__Required work__. Output each line of the material exactly as it stands.

(Records from a collection)
= = = = =

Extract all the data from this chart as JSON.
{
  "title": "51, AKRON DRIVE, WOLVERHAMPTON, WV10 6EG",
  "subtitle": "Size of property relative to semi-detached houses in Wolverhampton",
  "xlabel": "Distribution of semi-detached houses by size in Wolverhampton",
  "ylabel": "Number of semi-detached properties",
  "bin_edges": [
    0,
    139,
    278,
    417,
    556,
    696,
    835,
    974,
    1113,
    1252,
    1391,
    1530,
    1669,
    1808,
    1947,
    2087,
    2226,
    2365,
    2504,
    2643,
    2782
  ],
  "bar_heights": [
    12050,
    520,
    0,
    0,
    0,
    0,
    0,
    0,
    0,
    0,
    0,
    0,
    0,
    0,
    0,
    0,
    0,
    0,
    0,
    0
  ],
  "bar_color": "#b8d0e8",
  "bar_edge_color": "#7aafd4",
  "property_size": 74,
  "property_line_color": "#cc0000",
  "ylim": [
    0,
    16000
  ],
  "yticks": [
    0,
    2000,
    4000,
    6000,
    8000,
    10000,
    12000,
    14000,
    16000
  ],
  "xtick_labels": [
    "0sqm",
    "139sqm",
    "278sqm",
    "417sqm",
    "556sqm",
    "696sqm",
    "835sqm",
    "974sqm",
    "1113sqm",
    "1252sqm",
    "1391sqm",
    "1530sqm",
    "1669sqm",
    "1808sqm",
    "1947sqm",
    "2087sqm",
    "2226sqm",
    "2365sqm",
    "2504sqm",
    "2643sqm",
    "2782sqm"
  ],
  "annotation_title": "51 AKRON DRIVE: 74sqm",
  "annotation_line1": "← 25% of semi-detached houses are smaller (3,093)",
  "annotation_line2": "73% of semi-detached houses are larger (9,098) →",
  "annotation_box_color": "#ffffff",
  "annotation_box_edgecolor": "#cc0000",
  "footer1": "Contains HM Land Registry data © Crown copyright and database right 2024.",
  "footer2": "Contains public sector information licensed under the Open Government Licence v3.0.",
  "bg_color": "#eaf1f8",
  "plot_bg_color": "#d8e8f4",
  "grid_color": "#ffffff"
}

= = = = =

__Solution for this task__.
Extract all the data from this chart as JSON.
{
  "title": "51, AKRON DRIVE, WOLVERHAMPTON, WV10 6EG",
  "subtitle": "Size of property relative to semi-detached houses in Wolverhampton",
  "xlabel": "Distribution of semi-detached houses by size in Wolverhampton",
  "ylabel": "Number of semi-detached properties",
  "bin_edges": [
    0,
    139,
    278,
    417,
    556,
    696,
    835,
    974,
    1113,
    1252,
    1391,
    1530,
    1669,
    1808,
    1947,
    2087,
    2226,
    2365,
    2504,
    2643,
    2782
  ],
  "bar_heights": [
    12050,
    520,
    0,
    0,
    0,
    0,
    0,
    0,
    0,
    0,
    0,
    0,
    0,
    0,
    0,
    0,
    0,
    0,
    0,
    0
  ],
  "bar_color": "#b8d0e8",
  "bar_edge_color": "#7aafd4",
  "property_size": 74,
  "property_line_color": "#cc0000",
  "ylim": [
    0,
    16000
  ],
  "yticks": [
    0,
    2000,
    4000,
    6000,
    8000,
    10000,
    12000,
    14000,
    16000
  ],
  "xtick_labels": [
    "0sqm",
    "139sqm",
    "278sqm",
    "417sqm",
    "556sqm",
    "696sqm",
    "835sqm",
    "974sqm",
    "1113sqm",
    "1252sqm",
    "1391sqm",
    "1530sqm",
    "1669sqm",
    "1808sqm",
    "1947sqm",
    "2087sqm",
    "2226sqm",
    "2365sqm",
    "2504sqm",
    "2643sqm",
    "2782sqm"
  ],
  "annotation_title": "51 AKRON DRIVE: 74sqm",
  "annotation_line1": "← 25% of semi-detached houses are smaller (3,093)",
  "annotation_line2": "73% of semi-detached houses are larger (9,098) →",
  "annotation_box_color": "#ffffff",
  "annotation_box_edgecolor": "#cc0000",
  "footer1": "Contains HM Land Registry data © Crown copyright and database right 2024.",
  "footer2": "Contains public sector information licensed under the Open Government Licence v3.0.",
  "bg_color": "#eaf1f8",
  "plot_bg_color": "#d8e8f4",
  "grid_color": "#ffffff"
}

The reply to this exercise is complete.